§ **Supplied records**
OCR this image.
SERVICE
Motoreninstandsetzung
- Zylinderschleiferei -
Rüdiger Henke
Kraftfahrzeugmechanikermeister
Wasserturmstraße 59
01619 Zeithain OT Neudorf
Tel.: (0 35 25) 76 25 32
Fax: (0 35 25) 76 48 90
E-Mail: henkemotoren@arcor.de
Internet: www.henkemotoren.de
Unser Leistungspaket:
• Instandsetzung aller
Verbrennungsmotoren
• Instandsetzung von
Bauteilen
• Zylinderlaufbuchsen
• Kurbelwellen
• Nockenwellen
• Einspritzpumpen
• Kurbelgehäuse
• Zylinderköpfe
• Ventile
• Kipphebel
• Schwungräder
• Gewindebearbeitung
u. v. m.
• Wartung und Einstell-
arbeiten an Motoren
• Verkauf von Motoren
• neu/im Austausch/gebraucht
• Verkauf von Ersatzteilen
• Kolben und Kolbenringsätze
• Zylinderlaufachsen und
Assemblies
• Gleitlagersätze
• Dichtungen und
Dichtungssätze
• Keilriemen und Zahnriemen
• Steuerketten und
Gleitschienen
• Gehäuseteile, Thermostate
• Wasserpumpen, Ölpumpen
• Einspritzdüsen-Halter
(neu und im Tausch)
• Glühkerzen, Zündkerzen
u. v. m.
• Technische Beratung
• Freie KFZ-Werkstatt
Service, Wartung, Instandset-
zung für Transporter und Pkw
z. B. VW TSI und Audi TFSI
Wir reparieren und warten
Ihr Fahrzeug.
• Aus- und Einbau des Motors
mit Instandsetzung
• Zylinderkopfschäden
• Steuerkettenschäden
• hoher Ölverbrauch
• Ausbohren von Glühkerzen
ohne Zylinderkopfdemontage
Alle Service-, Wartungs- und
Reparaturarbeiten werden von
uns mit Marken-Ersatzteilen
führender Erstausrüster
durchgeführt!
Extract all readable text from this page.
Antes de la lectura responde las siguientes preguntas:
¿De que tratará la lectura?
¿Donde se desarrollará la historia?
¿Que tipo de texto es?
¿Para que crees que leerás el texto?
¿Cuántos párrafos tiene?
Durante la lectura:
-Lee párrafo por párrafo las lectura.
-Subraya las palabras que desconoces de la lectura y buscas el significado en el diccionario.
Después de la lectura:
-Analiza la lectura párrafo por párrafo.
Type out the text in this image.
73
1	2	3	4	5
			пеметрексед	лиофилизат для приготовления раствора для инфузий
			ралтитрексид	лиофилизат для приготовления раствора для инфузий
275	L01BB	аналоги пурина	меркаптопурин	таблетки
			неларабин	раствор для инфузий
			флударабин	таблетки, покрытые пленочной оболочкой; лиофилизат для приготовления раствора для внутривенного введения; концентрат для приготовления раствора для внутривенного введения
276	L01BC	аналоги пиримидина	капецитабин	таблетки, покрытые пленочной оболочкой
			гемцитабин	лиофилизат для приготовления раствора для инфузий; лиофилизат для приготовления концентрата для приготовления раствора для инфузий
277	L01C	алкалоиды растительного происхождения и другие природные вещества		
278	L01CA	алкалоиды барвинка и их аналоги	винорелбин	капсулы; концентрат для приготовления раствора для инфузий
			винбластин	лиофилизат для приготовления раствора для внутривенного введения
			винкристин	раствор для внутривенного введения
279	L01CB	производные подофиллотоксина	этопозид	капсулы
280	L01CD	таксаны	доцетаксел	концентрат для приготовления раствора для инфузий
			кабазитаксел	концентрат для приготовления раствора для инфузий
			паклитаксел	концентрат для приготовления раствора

§ **Directive**
Transcribe every entry verbatim.

§ **Final result**
OCR this image.
SERVICE
Motoreninstandsetzung
- Zylinderschleiferei -
Rüdiger Henke
Kraftfahrzeugmechanikermeister
Wasserturmstraße 59
01619 Zeithain OT Neudorf
Tel.: (0 35 25) 76 25 32
Fax: (0 35 25) 76 48 90
E-Mail: henkemotoren@arcor.de
Internet: www.henkemotoren.de
Unser Leistungspaket:
• Instandsetzung aller
Verbrennungsmotoren
• Instandsetzung von
Bauteilen
• Zylinderlaufbuchsen
• Kurbelwellen
• Nockenwellen
• Einspritzpumpen
• Kurbelgehäuse
• Zylinderköpfe
• Ventile
• Kipphebel
• Schwungräder
• Gewindebearbeitung
u. v. m.
• Wartung und Einstell-
arbeiten an Motoren
• Verkauf von Motoren
• neu/im Austausch/gebraucht
• Verkauf von Ersatzteilen
• Kolben und Kolbenringsätze
• Zylinderlaufachsen und
Assemblies
• Gleitlagersätze
• Dichtungen und
Dichtungssätze
• Keilriemen und Zahnriemen
• Steuerketten und
Gleitschienen
• Gehäuseteile, Thermostate
• Wasserpumpen, Ölpumpen
• Einspritzdüsen-Halter
(neu und im Tausch)
• Glühkerzen, Zündkerzen
u. v. m.
• Technische Beratung
• Freie KFZ-Werkstatt
Service, Wartung, Instandset-
zung für Transporter und Pkw
z. B. VW TSI und Audi TFSI
Wir reparieren und warten
Ihr Fahrzeug.
• Aus- und Einbau des Motors
mit Instandsetzung
• Zylinderkopfschäden
• Steuerkettenschäden
• hoher Ölverbrauch
• Ausbohren von Glühkerzen
ohne Zylinderkopfdemontage
Alle Service-, Wartungs- und
Reparaturarbeiten werden von
uns mit Marken-Ersatzteilen
führender Erstausrüster
durchgeführt!
Extract all readable text from this page.
Antes de la lectura responde las siguientes preguntas:
¿De que tratará la lectura?
¿Donde se desarrollará la historia?
¿Que tipo de texto es?
¿Para que crees que leerás el texto?
¿Cuántos párrafos tiene?
Durante la lectura:
-Lee párrafo por párrafo las lectura.
-Subraya las palabras que desconoces de la lectura y buscas el significado en el diccionario.
Después de la lectura:
-Analiza la lectura párrafo por párrafo.
Type out the text in this image.
73
1	2	3	4	5
			пеметрексед	лиофилизат для приготовления раствора для инфузий
			ралтитрексид	лиофилизат для приготовления раствора для инфузий
275	L01BB	аналоги пурина	меркаптопурин	таблетки
			неларабин	раствор для инфузий
			флударабин	таблетки, покрытые пленочной оболочкой; лиофилизат для приготовления раствора для внутривенного введения; концентрат для приготовления раствора для внутривенного введения
276	L01BC	аналоги пиримидина	капецитабин	таблетки, покрытые пленочной оболочкой
			гемцитабин	лиофилизат для приготовления раствора для инфузий; лиофилизат для приготовления концентрата для приготовления раствора для инфузий
277	L01C	алкалоиды растительного происхождения и другие природные вещества		
278	L01CA	алкалоиды барвинка и их аналоги	винорелбин	капсулы; концентрат для приготовления раствора для инфузий
			винбластин	лиофилизат для приготовления раствора для внутривенного введения
			винкристин	раствор для внутривенного введения
279	L01CB	производные подофиллотоксина	этопозид	капсулы
280	L01CD	таксаны	доцетаксел	концентрат для приготовления раствора для инфузий
			кабазитаксел	концентрат для приготовления раствора для инфузий
			паклитаксел	концентрат для приготовления раствора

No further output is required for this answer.